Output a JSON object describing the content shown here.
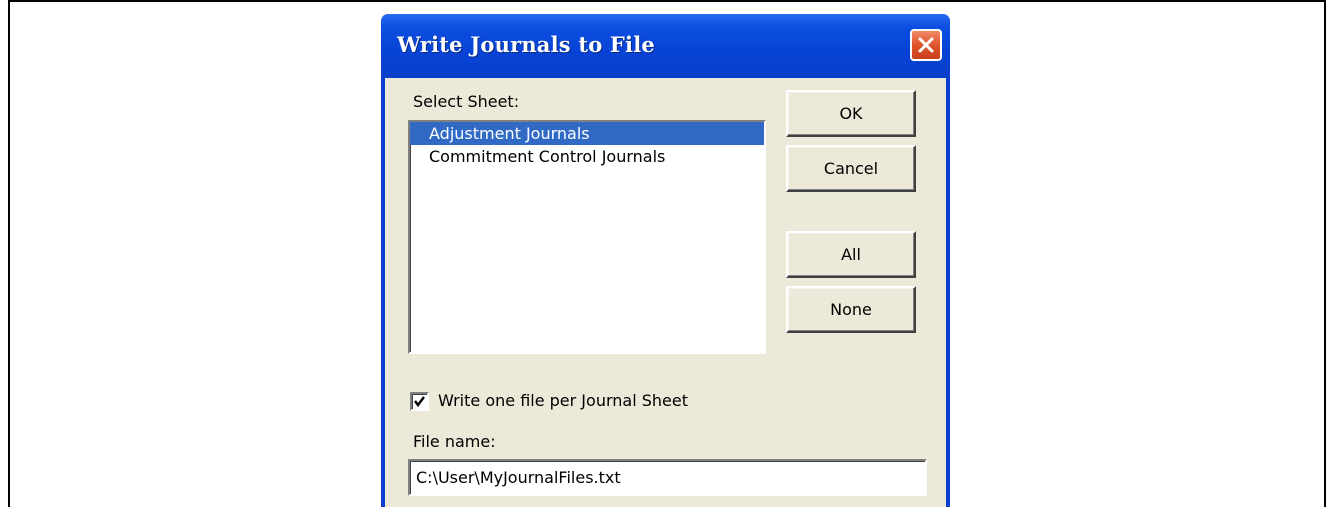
{
  "dialog": {
    "title": "Write Journals to File",
    "close_icon": "close-icon",
    "select_sheet_label": "Select Sheet:",
    "sheets": [
      {
        "label": "Adjustment Journals",
        "selected": true
      },
      {
        "label": "Commitment Control Journals",
        "selected": false
      }
    ],
    "buttons": {
      "ok": "OK",
      "cancel": "Cancel",
      "all": "All",
      "none": "None"
    },
    "write_one_file": {
      "label": "Write one file per Journal Sheet",
      "checked": true
    },
    "file_name_label": "File name:",
    "file_name_value": "C:\\User\\MyJournalFiles.txt"
  },
  "colors": {
    "titlebar": "#0743d6",
    "close_button": "#e0542c",
    "dialog_face": "#ece9d8",
    "selection": "#316ac5"
  }
}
==========
### Task to carry out
Without including any picture, repeat the data exactly.

### Complete answer
Output a JSON object describing the content shown here.
{
  "dialog": {
    "title": "Write Journals to File",
    "close_icon": "close-icon",
    "select_sheet_label": "Select Sheet:",
    "sheets": [
      {
        "label": "Adjustment Journals",
        "selected": true
      },
      {
        "label": "Commitment Control Journals",
        "selected": false
      }
    ],
    "buttons": {
      "ok": "OK",
      "cancel": "Cancel",
      "all": "All",
      "none": "None"
    },
    "write_one_file": {
      "label": "Write one file per Journal Sheet",
      "checked": true
    },
    "file_name_label": "File name:",
    "file_name_value": "C:\\User\\MyJournalFiles.txt"
  },
  "colors": {
    "titlebar": "#0743d6",
    "close_button": "#e0542c",
    "dialog_face": "#ece9d8",
    "selection": "#316ac5"
  }
}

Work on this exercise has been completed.